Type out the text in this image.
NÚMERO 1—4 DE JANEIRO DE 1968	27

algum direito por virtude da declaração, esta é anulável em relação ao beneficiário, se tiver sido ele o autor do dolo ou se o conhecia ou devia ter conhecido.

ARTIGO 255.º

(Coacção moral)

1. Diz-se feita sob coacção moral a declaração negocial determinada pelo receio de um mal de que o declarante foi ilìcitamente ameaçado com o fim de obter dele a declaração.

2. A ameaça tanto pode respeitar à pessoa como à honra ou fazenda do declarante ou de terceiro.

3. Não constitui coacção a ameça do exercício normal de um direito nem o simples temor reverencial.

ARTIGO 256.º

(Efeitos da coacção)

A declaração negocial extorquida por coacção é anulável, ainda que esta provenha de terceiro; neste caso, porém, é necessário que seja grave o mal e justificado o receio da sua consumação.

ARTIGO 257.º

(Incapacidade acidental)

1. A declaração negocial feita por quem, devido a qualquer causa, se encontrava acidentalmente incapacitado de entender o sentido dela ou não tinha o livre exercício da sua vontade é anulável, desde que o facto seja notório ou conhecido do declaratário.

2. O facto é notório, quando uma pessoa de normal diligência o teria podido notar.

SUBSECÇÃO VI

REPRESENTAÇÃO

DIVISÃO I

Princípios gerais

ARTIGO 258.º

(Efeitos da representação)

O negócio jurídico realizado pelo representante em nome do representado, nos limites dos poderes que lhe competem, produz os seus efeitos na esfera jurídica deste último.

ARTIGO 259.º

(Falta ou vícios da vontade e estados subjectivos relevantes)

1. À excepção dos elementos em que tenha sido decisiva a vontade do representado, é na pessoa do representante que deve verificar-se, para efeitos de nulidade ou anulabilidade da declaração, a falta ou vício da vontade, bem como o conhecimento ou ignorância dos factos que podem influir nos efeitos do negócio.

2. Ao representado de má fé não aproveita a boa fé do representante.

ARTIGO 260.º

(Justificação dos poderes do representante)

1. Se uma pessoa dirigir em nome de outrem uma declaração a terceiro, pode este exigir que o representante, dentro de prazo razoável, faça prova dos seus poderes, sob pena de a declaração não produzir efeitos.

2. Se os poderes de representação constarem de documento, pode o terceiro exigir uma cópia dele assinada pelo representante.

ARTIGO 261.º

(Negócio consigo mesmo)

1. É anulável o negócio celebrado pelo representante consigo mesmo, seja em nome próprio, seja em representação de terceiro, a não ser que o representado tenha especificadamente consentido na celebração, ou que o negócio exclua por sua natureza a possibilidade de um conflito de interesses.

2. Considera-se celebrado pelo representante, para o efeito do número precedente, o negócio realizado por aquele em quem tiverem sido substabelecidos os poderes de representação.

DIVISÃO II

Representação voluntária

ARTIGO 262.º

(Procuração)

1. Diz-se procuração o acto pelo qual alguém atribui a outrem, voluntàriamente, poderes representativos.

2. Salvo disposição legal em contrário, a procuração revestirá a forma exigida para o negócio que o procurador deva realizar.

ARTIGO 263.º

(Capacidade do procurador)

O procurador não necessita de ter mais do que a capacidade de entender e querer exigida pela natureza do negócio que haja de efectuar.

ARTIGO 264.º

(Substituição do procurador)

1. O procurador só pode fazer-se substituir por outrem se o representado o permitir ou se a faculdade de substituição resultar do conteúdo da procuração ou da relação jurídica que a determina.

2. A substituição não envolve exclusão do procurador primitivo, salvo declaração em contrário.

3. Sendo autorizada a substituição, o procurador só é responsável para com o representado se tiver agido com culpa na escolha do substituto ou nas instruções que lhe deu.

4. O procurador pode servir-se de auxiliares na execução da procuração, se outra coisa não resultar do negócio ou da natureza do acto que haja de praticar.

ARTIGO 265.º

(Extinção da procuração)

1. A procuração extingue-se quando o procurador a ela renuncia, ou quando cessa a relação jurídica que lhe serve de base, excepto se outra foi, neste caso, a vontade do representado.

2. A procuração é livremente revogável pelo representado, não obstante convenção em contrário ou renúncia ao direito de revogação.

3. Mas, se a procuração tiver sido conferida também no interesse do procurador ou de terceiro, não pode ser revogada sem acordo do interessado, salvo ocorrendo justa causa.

### BRIEF
Each line must be given again exactly as written above.

### FINAL RESULT
Type out the text in this image.
NÚMERO 1—4 DE JANEIRO DE 1968	27

algum direito por virtude da declaração, esta é anulável em relação ao beneficiário, se tiver sido ele o autor do dolo ou se o conhecia ou devia ter conhecido.

ARTIGO 255.º

(Coacção moral)

1. Diz-se feita sob coacção moral a declaração negocial determinada pelo receio de um mal de que o declarante foi ilìcitamente ameaçado com o fim de obter dele a declaração.

2. A ameaça tanto pode respeitar à pessoa como à honra ou fazenda do declarante ou de terceiro.

3. Não constitui coacção a ameça do exercício normal de um direito nem o simples temor reverencial.

ARTIGO 256.º

(Efeitos da coacção)

A declaração negocial extorquida por coacção é anulável, ainda que esta provenha de terceiro; neste caso, porém, é necessário que seja grave o mal e justificado o receio da sua consumação.

ARTIGO 257.º

(Incapacidade acidental)

1. A declaração negocial feita por quem, devido a qualquer causa, se encontrava acidentalmente incapacitado de entender o sentido dela ou não tinha o livre exercício da sua vontade é anulável, desde que o facto seja notório ou conhecido do declaratário.

2. O facto é notório, quando uma pessoa de normal diligência o teria podido notar.

SUBSECÇÃO VI

REPRESENTAÇÃO

DIVISÃO I

Princípios gerais

ARTIGO 258.º

(Efeitos da representação)

O negócio jurídico realizado pelo representante em nome do representado, nos limites dos poderes que lhe competem, produz os seus efeitos na esfera jurídica deste último.

ARTIGO 259.º

(Falta ou vícios da vontade e estados subjectivos relevantes)

1. À excepção dos elementos em que tenha sido decisiva a vontade do representado, é na pessoa do representante que deve verificar-se, para efeitos de nulidade ou anulabilidade da declaração, a falta ou vício da vontade, bem como o conhecimento ou ignorância dos factos que podem influir nos efeitos do negócio.

2. Ao representado de má fé não aproveita a boa fé do representante.

ARTIGO 260.º

(Justificação dos poderes do representante)

1. Se uma pessoa dirigir em nome de outrem uma declaração a terceiro, pode este exigir que o representante, dentro de prazo razoável, faça prova dos seus poderes, sob pena de a declaração não produzir efeitos.

2. Se os poderes de representação constarem de documento, pode o terceiro exigir uma cópia dele assinada pelo representante.

ARTIGO 261.º

(Negócio consigo mesmo)

1. É anulável o negócio celebrado pelo representante consigo mesmo, seja em nome próprio, seja em representação de terceiro, a não ser que o representado tenha especificadamente consentido na celebração, ou que o negócio exclua por sua natureza a possibilidade de um conflito de interesses.

2. Considera-se celebrado pelo representante, para o efeito do número precedente, o negócio realizado por aquele em quem tiverem sido substabelecidos os poderes de representação.

DIVISÃO II

Representação voluntária

ARTIGO 262.º

(Procuração)

1. Diz-se procuração o acto pelo qual alguém atribui a outrem, voluntàriamente, poderes representativos.

2. Salvo disposição legal em contrário, a procuração revestirá a forma exigida para o negócio que o procurador deva realizar.

ARTIGO 263.º

(Capacidade do procurador)

O procurador não necessita de ter mais do que a capacidade de entender e querer exigida pela natureza do negócio que haja de efectuar.

ARTIGO 264.º

(Substituição do procurador)

1. O procurador só pode fazer-se substituir por outrem se o representado o permitir ou se a faculdade de substituição resultar do conteúdo da procuração ou da relação jurídica que a determina.

2. A substituição não envolve exclusão do procurador primitivo, salvo declaração em contrário.

3. Sendo autorizada a substituição, o procurador só é responsável para com o representado se tiver agido com culpa na escolha do substituto ou nas instruções que lhe deu.

4. O procurador pode servir-se de auxiliares na execução da procuração, se outra coisa não resultar do negócio ou da natureza do acto que haja de praticar.

ARTIGO 265.º

(Extinção da procuração)

1. A procuração extingue-se quando o procurador a ela renuncia, ou quando cessa a relação jurídica que lhe serve de base, excepto se outra foi, neste caso, a vontade do representado.

2. A procuração é livremente revogável pelo representado, não obstante convenção em contrário ou renúncia ao direito de revogação.

3. Mas, se a procuração tiver sido conferida também no interesse do procurador ou de terceiro, não pode ser revogada sem acordo do interessado, salvo ocorrendo justa causa.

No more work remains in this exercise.